— Start of DATA SHOWN —

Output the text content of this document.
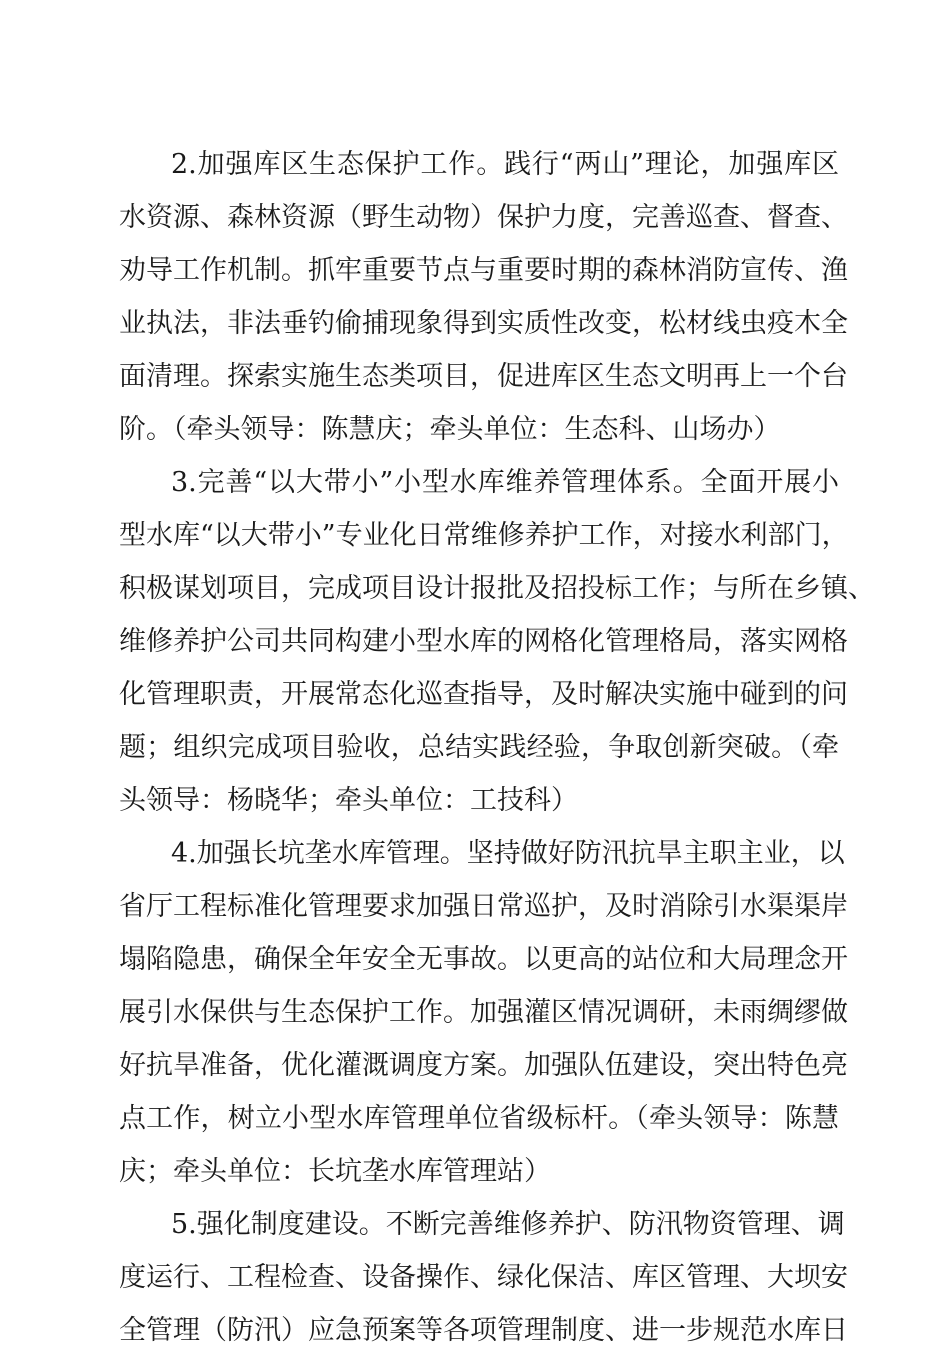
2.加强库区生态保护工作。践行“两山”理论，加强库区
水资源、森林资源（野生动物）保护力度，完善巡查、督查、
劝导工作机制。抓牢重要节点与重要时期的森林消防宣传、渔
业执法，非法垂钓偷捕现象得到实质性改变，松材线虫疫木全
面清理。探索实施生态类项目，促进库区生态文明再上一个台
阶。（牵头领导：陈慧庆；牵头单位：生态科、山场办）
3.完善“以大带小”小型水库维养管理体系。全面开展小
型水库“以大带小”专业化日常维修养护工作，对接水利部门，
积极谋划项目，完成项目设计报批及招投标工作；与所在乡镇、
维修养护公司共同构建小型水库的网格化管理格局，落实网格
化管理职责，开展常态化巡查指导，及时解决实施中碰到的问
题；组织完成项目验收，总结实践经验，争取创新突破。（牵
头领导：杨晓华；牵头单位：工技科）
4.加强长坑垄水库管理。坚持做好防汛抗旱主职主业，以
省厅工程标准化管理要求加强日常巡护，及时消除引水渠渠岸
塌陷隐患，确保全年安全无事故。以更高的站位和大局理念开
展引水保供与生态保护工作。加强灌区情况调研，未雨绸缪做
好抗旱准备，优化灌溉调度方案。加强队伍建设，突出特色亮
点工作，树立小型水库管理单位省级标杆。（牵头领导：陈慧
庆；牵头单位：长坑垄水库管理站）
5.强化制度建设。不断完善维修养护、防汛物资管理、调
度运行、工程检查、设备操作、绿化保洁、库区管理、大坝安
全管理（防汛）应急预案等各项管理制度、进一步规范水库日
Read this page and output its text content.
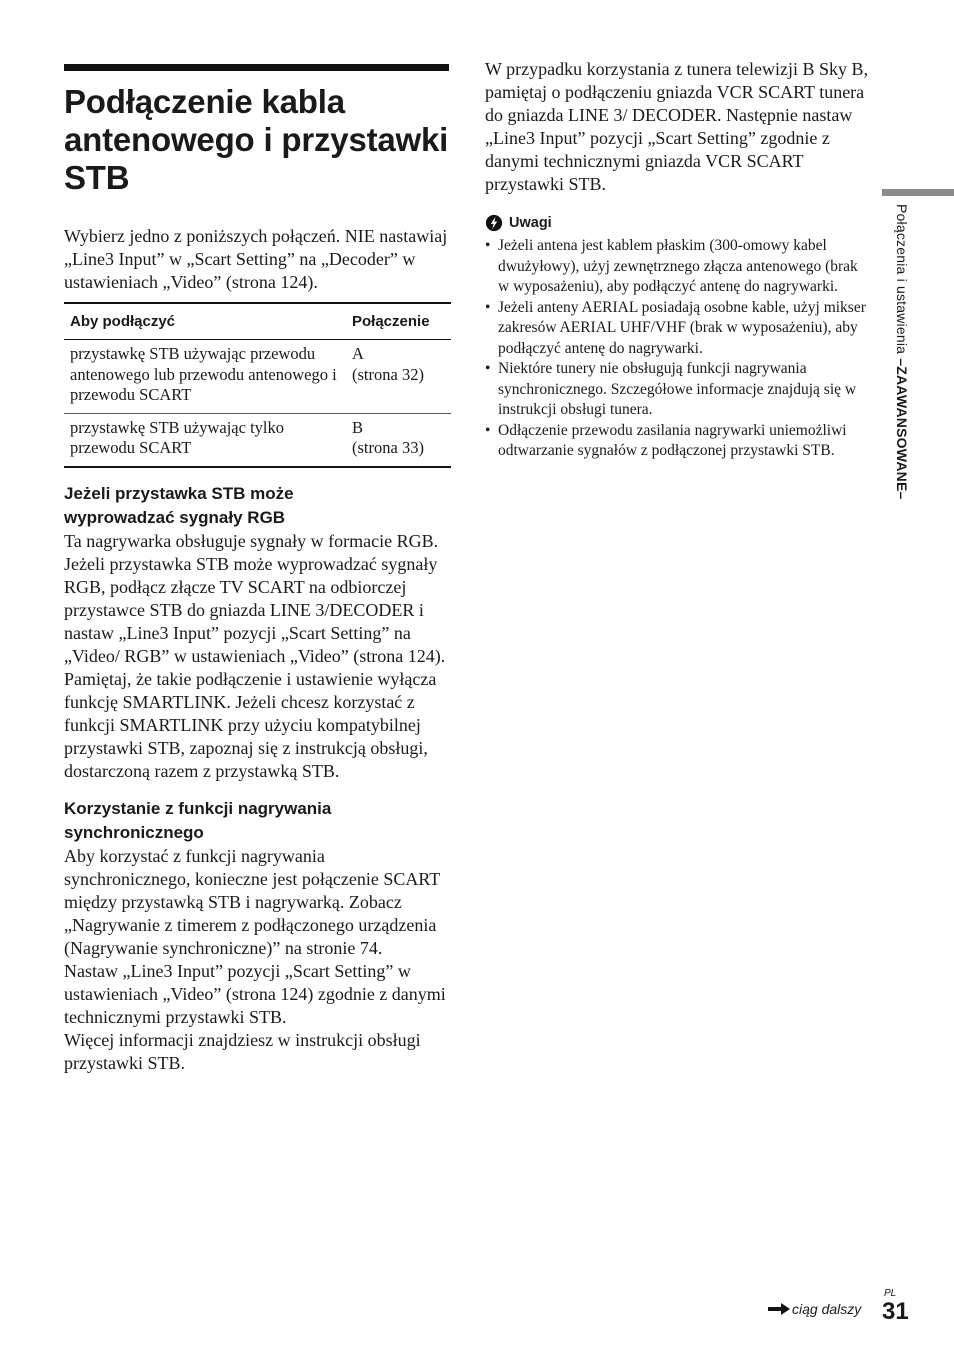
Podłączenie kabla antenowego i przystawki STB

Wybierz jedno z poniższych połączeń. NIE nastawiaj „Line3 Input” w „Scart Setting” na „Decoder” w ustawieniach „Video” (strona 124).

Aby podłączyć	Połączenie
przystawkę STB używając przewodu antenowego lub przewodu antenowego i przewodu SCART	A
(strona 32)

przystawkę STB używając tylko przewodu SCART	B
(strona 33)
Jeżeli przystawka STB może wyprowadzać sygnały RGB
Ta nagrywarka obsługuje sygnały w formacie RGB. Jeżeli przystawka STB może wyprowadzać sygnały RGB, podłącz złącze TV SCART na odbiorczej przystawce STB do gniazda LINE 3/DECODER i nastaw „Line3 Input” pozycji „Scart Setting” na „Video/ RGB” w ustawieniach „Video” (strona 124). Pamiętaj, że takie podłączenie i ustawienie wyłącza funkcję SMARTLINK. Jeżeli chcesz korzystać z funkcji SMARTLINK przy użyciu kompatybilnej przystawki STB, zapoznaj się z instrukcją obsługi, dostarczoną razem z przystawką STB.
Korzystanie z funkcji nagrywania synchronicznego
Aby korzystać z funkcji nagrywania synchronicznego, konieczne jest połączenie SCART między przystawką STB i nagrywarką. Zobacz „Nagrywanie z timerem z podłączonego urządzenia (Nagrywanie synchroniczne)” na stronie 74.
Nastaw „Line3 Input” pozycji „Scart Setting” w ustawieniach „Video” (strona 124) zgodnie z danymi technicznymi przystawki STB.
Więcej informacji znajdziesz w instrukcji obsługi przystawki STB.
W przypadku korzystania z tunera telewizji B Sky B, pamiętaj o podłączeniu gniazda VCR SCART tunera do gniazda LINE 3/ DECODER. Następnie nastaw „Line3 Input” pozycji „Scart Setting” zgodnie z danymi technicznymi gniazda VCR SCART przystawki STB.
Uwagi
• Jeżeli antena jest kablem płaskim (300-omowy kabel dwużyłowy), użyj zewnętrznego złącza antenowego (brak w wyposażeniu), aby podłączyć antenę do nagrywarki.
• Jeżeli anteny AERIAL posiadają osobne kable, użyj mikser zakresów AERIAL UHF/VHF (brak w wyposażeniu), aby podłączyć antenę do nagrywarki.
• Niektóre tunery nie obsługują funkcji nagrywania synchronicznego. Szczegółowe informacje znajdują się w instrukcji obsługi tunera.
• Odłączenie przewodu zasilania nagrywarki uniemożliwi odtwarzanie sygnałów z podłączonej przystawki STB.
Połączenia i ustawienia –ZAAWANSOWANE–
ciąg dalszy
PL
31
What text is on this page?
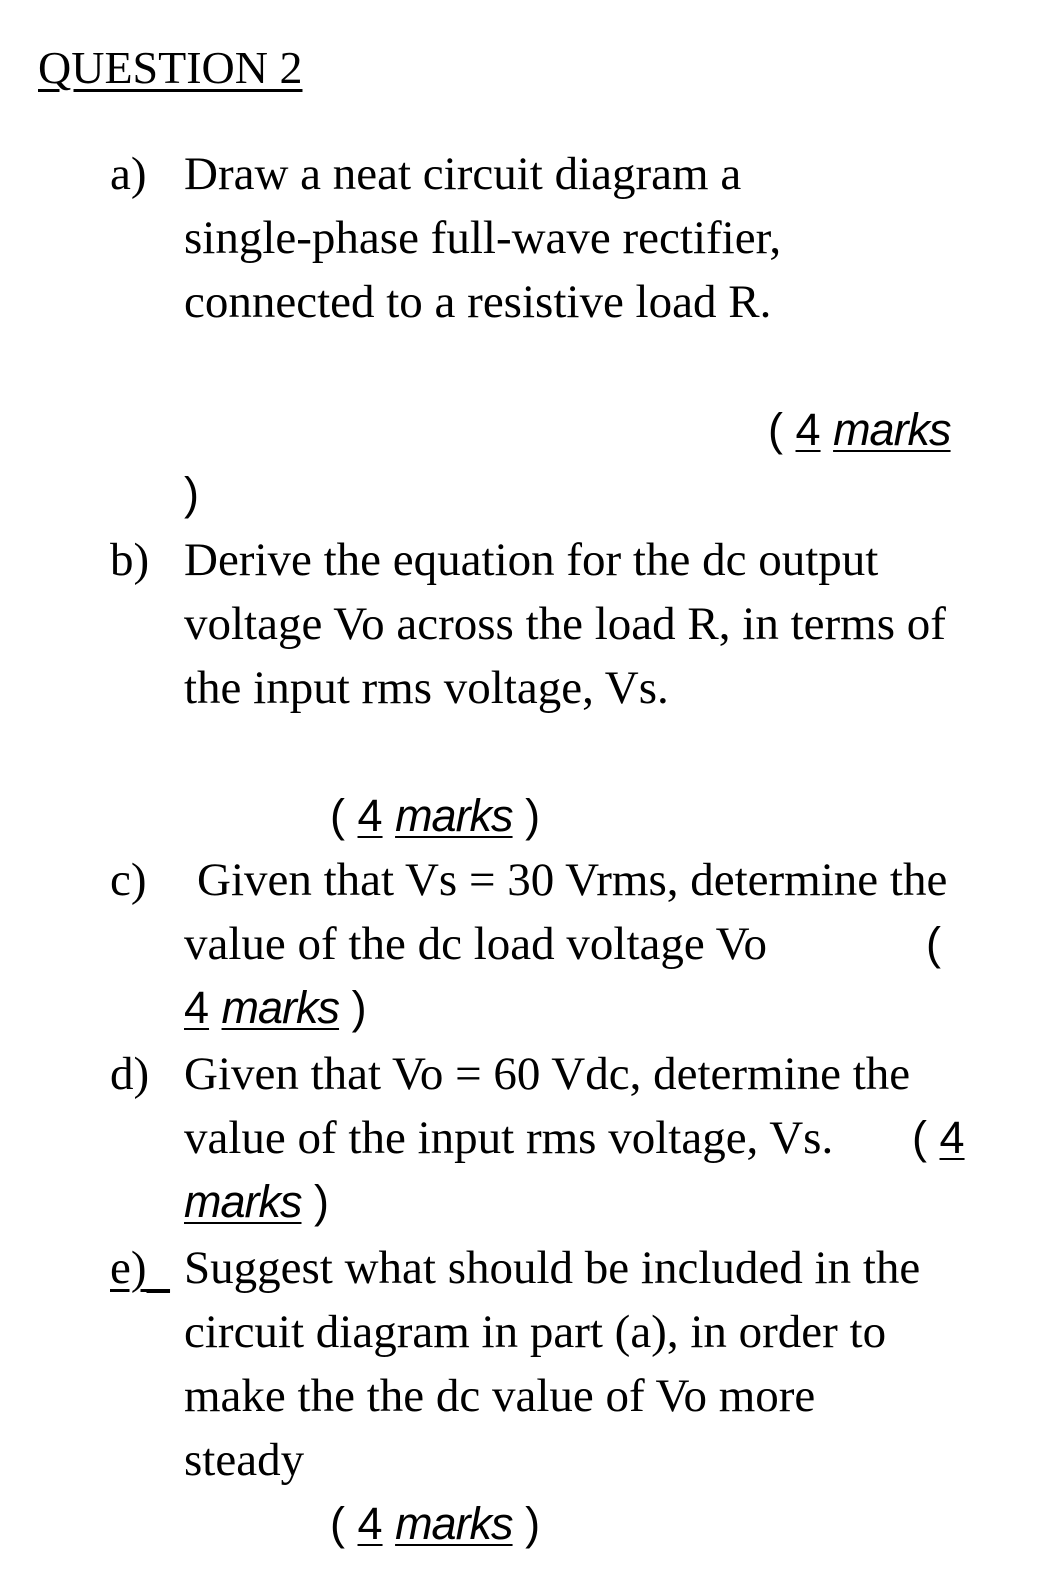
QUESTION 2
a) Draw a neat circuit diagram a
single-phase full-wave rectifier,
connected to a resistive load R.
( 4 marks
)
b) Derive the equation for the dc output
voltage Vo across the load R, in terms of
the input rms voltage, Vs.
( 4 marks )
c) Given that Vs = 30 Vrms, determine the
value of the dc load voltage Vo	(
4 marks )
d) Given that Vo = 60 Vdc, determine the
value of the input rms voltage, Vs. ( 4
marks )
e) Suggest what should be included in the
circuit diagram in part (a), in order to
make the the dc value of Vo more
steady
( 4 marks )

— End of DATA SHOWN —

* TASK DIRECTIONS
Output each line exactly; omit every picture.

* CORRECT ANSWER
Output the text content of this document.
2.加强库区生态保护工作。践行“两山”理论，加强库区
水资源、森林资源（野生动物）保护力度，完善巡查、督查、
劝导工作机制。抓牢重要节点与重要时期的森林消防宣传、渔
业执法，非法垂钓偷捕现象得到实质性改变，松材线虫疫木全
面清理。探索实施生态类项目，促进库区生态文明再上一个台
阶。（牵头领导：陈慧庆；牵头单位：生态科、山场办）
3.完善“以大带小”小型水库维养管理体系。全面开展小
型水库“以大带小”专业化日常维修养护工作，对接水利部门，
积极谋划项目，完成项目设计报批及招投标工作；与所在乡镇、
维修养护公司共同构建小型水库的网格化管理格局，落实网格
化管理职责，开展常态化巡查指导，及时解决实施中碰到的问
题；组织完成项目验收，总结实践经验，争取创新突破。（牵
头领导：杨晓华；牵头单位：工技科）
4.加强长坑垄水库管理。坚持做好防汛抗旱主职主业，以
省厅工程标准化管理要求加强日常巡护，及时消除引水渠渠岸
塌陷隐患，确保全年安全无事故。以更高的站位和大局理念开
展引水保供与生态保护工作。加强灌区情况调研，未雨绸缪做
好抗旱准备，优化灌溉调度方案。加强队伍建设，突出特色亮
点工作，树立小型水库管理单位省级标杆。（牵头领导：陈慧
庆；牵头单位：长坑垄水库管理站）
5.强化制度建设。不断完善维修养护、防汛物资管理、调
度运行、工程检查、设备操作、绿化保洁、库区管理、大坝安
全管理（防汛）应急预案等各项管理制度、进一步规范水库日
Read this page and output its text content.
Podłączenie kabla antenowego i przystawki STB

Wybierz jedno z poniższych połączeń. NIE nastawiaj „Line3 Input” w „Scart Setting” na „Decoder” w ustawieniach „Video” (strona 124).

Aby podłączyć	Połączenie
przystawkę STB używając przewodu antenowego lub przewodu antenowego i przewodu SCART	A
(strona 32)

przystawkę STB używając tylko przewodu SCART	B
(strona 33)
Jeżeli przystawka STB może wyprowadzać sygnały RGB
Ta nagrywarka obsługuje sygnały w formacie RGB. Jeżeli przystawka STB może wyprowadzać sygnały RGB, podłącz złącze TV SCART na odbiorczej przystawce STB do gniazda LINE 3/DECODER i nastaw „Line3 Input” pozycji „Scart Setting” na „Video/ RGB” w ustawieniach „Video” (strona 124). Pamiętaj, że takie podłączenie i ustawienie wyłącza funkcję SMARTLINK. Jeżeli chcesz korzystać z funkcji SMARTLINK przy użyciu kompatybilnej przystawki STB, zapoznaj się z instrukcją obsługi, dostarczoną razem z przystawką STB.
Korzystanie z funkcji nagrywania synchronicznego
Aby korzystać z funkcji nagrywania synchronicznego, konieczne jest połączenie SCART między przystawką STB i nagrywarką. Zobacz „Nagrywanie z timerem z podłączonego urządzenia (Nagrywanie synchroniczne)” na stronie 74.
Nastaw „Line3 Input” pozycji „Scart Setting” w ustawieniach „Video” (strona 124) zgodnie z danymi technicznymi przystawki STB.
Więcej informacji znajdziesz w instrukcji obsługi przystawki STB.
W przypadku korzystania z tunera telewizji B Sky B, pamiętaj o podłączeniu gniazda VCR SCART tunera do gniazda LINE 3/ DECODER. Następnie nastaw „Line3 Input” pozycji „Scart Setting” zgodnie z danymi technicznymi gniazda VCR SCART przystawki STB.
Uwagi
• Jeżeli antena jest kablem płaskim (300-omowy kabel dwużyłowy), użyj zewnętrznego złącza antenowego (brak w wyposażeniu), aby podłączyć antenę do nagrywarki.
• Jeżeli anteny AERIAL posiadają osobne kable, użyj mikser zakresów AERIAL UHF/VHF (brak w wyposażeniu), aby podłączyć antenę do nagrywarki.
• Niektóre tunery nie obsługują funkcji nagrywania synchronicznego. Szczegółowe informacje znajdują się w instrukcji obsługi tunera.
• Odłączenie przewodu zasilania nagrywarki uniemożliwi odtwarzanie sygnałów z podłączonej przystawki STB.
Połączenia i ustawienia –ZAAWANSOWANE–
ciąg dalszy
PL
31
What text is on this page?
QUESTION 2
a) Draw a neat circuit diagram a
single-phase full-wave rectifier,
connected to a resistive load R.
( 4 marks
)
b) Derive the equation for the dc output
voltage Vo across the load R, in terms of
the input rms voltage, Vs.
( 4 marks )
c) Given that Vs = 30 Vrms, determine the
value of the dc load voltage Vo	(
4 marks )
d) Given that Vo = 60 Vdc, determine the
value of the input rms voltage, Vs. ( 4
marks )
e) Suggest what should be included in the
circuit diagram in part (a), in order to
make the the dc value of Vo more
steady
( 4 marks )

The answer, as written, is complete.